[Start of DATA FOR PROCESSING]

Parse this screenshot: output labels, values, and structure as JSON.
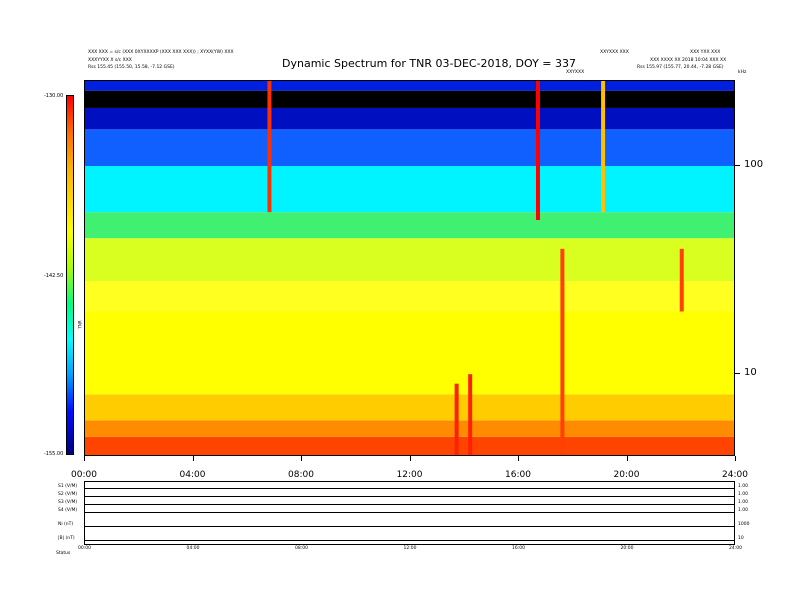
{
  "header": {
    "left_line1": "XXX XXX = s/c (XXX 0XYXXXXP (XXX XXX XXX)) ; XYXX(YW) XXX",
    "left_line2": "XXXYYXX X s/c XXX",
    "left_line3": "Rss      155.45 (155.50, 15.58, -7.12 GSE)",
    "right_line1": "XXYXXX XXX",
    "right_line2": "XXX YXX XXX",
    "right_line3": "XXX XXXX XX 2018 10:04 XXX XX",
    "right_line4": "Rss      155.97 (155.77, 20.44, -7.28 GSE)",
    "center_small": "XXYXXX"
  },
  "title": "Dynamic Spectrum for TNR 03-DEC-2018, DOY = 337",
  "colorbar": {
    "top_label": "-130.00",
    "mid_label": "-142.50",
    "bottom_label": "-155.00",
    "unit_label": "TNR"
  },
  "corner_label": "kHz",
  "chart_data": {
    "type": "heatmap",
    "title": "Dynamic Spectrum for TNR 03-DEC-2018, DOY = 337",
    "xlabel": "",
    "ylabel": "",
    "x_tick_labels": [
      "00:00",
      "04:00",
      "08:00",
      "12:00",
      "16:00",
      "20:00",
      "24:00"
    ],
    "x_range_hours": [
      0,
      24
    ],
    "y_scale": "log",
    "y_tick_labels": [
      "10",
      "100"
    ],
    "y_range_khz": [
      4,
      256
    ],
    "color_range": [
      -155.0,
      -130.0
    ],
    "bands_khz": [
      {
        "f_low": 4,
        "f_high": 5,
        "color": "#ff4400"
      },
      {
        "f_low": 5,
        "f_high": 6,
        "color": "#ff8c00"
      },
      {
        "f_low": 6,
        "f_high": 8,
        "color": "#ffcc00"
      },
      {
        "f_low": 8,
        "f_high": 20,
        "color": "#ffff00"
      },
      {
        "f_low": 20,
        "f_high": 28,
        "color": "#ffff20"
      },
      {
        "f_low": 28,
        "f_high": 45,
        "color": "#d8ff20"
      },
      {
        "f_low": 45,
        "f_high": 60,
        "color": "#40f070"
      },
      {
        "f_low": 60,
        "f_high": 100,
        "color": "#00f4ff"
      },
      {
        "f_low": 100,
        "f_high": 150,
        "color": "#1060ff"
      },
      {
        "f_low": 150,
        "f_high": 190,
        "color": "#0010c0"
      },
      {
        "f_low": 190,
        "f_high": 230,
        "color": "#000000"
      },
      {
        "f_low": 230,
        "f_high": 256,
        "color": "#0020e0"
      }
    ],
    "bursts": [
      {
        "time_h": 6.8,
        "f_low": 60,
        "f_high": 256,
        "color": "#ff3000"
      },
      {
        "time_h": 13.7,
        "f_low": 4,
        "f_high": 9,
        "color": "#ff2000"
      },
      {
        "time_h": 14.2,
        "f_low": 4,
        "f_high": 10,
        "color": "#ff2000"
      },
      {
        "time_h": 16.7,
        "f_low": 55,
        "f_high": 256,
        "color": "#ff0000"
      },
      {
        "time_h": 17.6,
        "f_low": 4,
        "f_high": 40,
        "color": "#ff4000"
      },
      {
        "time_h": 19.1,
        "f_low": 60,
        "f_high": 256,
        "color": "#ffc000"
      },
      {
        "time_h": 22.0,
        "f_low": 20,
        "f_high": 40,
        "color": "#ff4000"
      }
    ]
  },
  "housekeeping": {
    "rows": [
      {
        "label": "S1 (V/M)",
        "right": "1.00"
      },
      {
        "label": "S2 (V/M)",
        "right": "1.00"
      },
      {
        "label": "S3 (V/M)",
        "right": "1.00"
      },
      {
        "label": "S4 (V/M)",
        "right": "1.00"
      },
      {
        "label": "Ni (nT)",
        "right": "1000"
      },
      {
        "label": "|B| (nT)",
        "right": "10"
      }
    ],
    "x_tick_labels": [
      "00:00",
      "04:00",
      "08:00",
      "12:00",
      "16:00",
      "20:00",
      "24:00"
    ],
    "status_label": "Status"
  }
}
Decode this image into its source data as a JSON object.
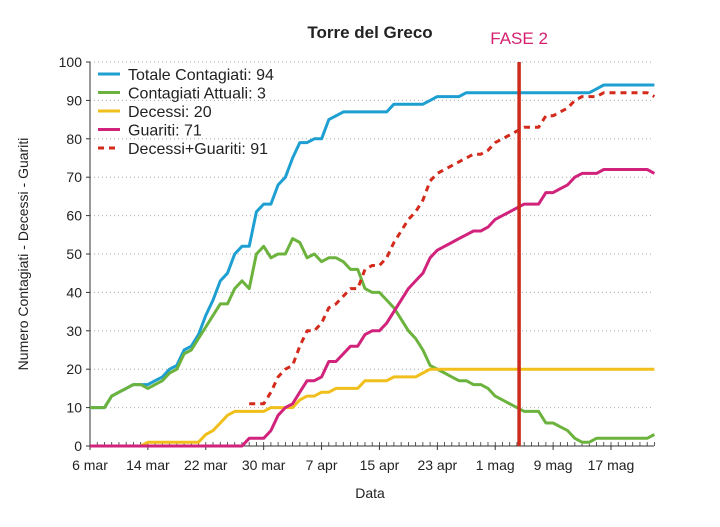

[End of DATA FOR PROCESSING]

#### WHAT IS ASKED
Your copy of the data above should match it exactly, except that pictures are left out.

#### ANSWER FOR THE TASK
Parse this screenshot: output labels, values, and structure as JSON.
{
  "header": {
    "left_line1": "XXX XXX = s/c (XXX 0XYXXXXP (XXX XXX XXX)) ; XYXX(YW) XXX",
    "left_line2": "XXXYYXX X s/c XXX",
    "left_line3": "Rss      155.45 (155.50, 15.58, -7.12 GSE)",
    "right_line1": "XXYXXX XXX",
    "right_line2": "XXX YXX XXX",
    "right_line3": "XXX XXXX XX 2018 10:04 XXX XX",
    "right_line4": "Rss      155.97 (155.77, 20.44, -7.28 GSE)",
    "center_small": "XXYXXX"
  },
  "title": "Dynamic Spectrum for TNR 03-DEC-2018, DOY = 337",
  "colorbar": {
    "top_label": "-130.00",
    "mid_label": "-142.50",
    "bottom_label": "-155.00",
    "unit_label": "TNR"
  },
  "corner_label": "kHz",
  "chart_data": {
    "type": "heatmap",
    "title": "Dynamic Spectrum for TNR 03-DEC-2018, DOY = 337",
    "xlabel": "",
    "ylabel": "",
    "x_tick_labels": [
      "00:00",
      "04:00",
      "08:00",
      "12:00",
      "16:00",
      "20:00",
      "24:00"
    ],
    "x_range_hours": [
      0,
      24
    ],
    "y_scale": "log",
    "y_tick_labels": [
      "10",
      "100"
    ],
    "y_range_khz": [
      4,
      256
    ],
    "color_range": [
      -155.0,
      -130.0
    ],
    "bands_khz": [
      {
        "f_low": 4,
        "f_high": 5,
        "color": "#ff4400"
      },
      {
        "f_low": 5,
        "f_high": 6,
        "color": "#ff8c00"
      },
      {
        "f_low": 6,
        "f_high": 8,
        "color": "#ffcc00"
      },
      {
        "f_low": 8,
        "f_high": 20,
        "color": "#ffff00"
      },
      {
        "f_low": 20,
        "f_high": 28,
        "color": "#ffff20"
      },
      {
        "f_low": 28,
        "f_high": 45,
        "color": "#d8ff20"
      },
      {
        "f_low": 45,
        "f_high": 60,
        "color": "#40f070"
      },
      {
        "f_low": 60,
        "f_high": 100,
        "color": "#00f4ff"
      },
      {
        "f_low": 100,
        "f_high": 150,
        "color": "#1060ff"
      },
      {
        "f_low": 150,
        "f_high": 190,
        "color": "#0010c0"
      },
      {
        "f_low": 190,
        "f_high": 230,
        "color": "#000000"
      },
      {
        "f_low": 230,
        "f_high": 256,
        "color": "#0020e0"
      }
    ],
    "bursts": [
      {
        "time_h": 6.8,
        "f_low": 60,
        "f_high": 256,
        "color": "#ff3000"
      },
      {
        "time_h": 13.7,
        "f_low": 4,
        "f_high": 9,
        "color": "#ff2000"
      },
      {
        "time_h": 14.2,
        "f_low": 4,
        "f_high": 10,
        "color": "#ff2000"
      },
      {
        "time_h": 16.7,
        "f_low": 55,
        "f_high": 256,
        "color": "#ff0000"
      },
      {
        "time_h": 17.6,
        "f_low": 4,
        "f_high": 40,
        "color": "#ff4000"
      },
      {
        "time_h": 19.1,
        "f_low": 60,
        "f_high": 256,
        "color": "#ffc000"
      },
      {
        "time_h": 22.0,
        "f_low": 20,
        "f_high": 40,
        "color": "#ff4000"
      }
    ]
  },
  "housekeeping": {
    "rows": [
      {
        "label": "S1 (V/M)",
        "right": "1.00"
      },
      {
        "label": "S2 (V/M)",
        "right": "1.00"
      },
      {
        "label": "S3 (V/M)",
        "right": "1.00"
      },
      {
        "label": "S4 (V/M)",
        "right": "1.00"
      },
      {
        "label": "Ni (nT)",
        "right": "1000"
      },
      {
        "label": "|B| (nT)",
        "right": "10"
      }
    ],
    "x_tick_labels": [
      "00:00",
      "04:00",
      "08:00",
      "12:00",
      "16:00",
      "20:00",
      "24:00"
    ],
    "status_label": "Status"
  }
}
Decode this image into its source data as a JSON object.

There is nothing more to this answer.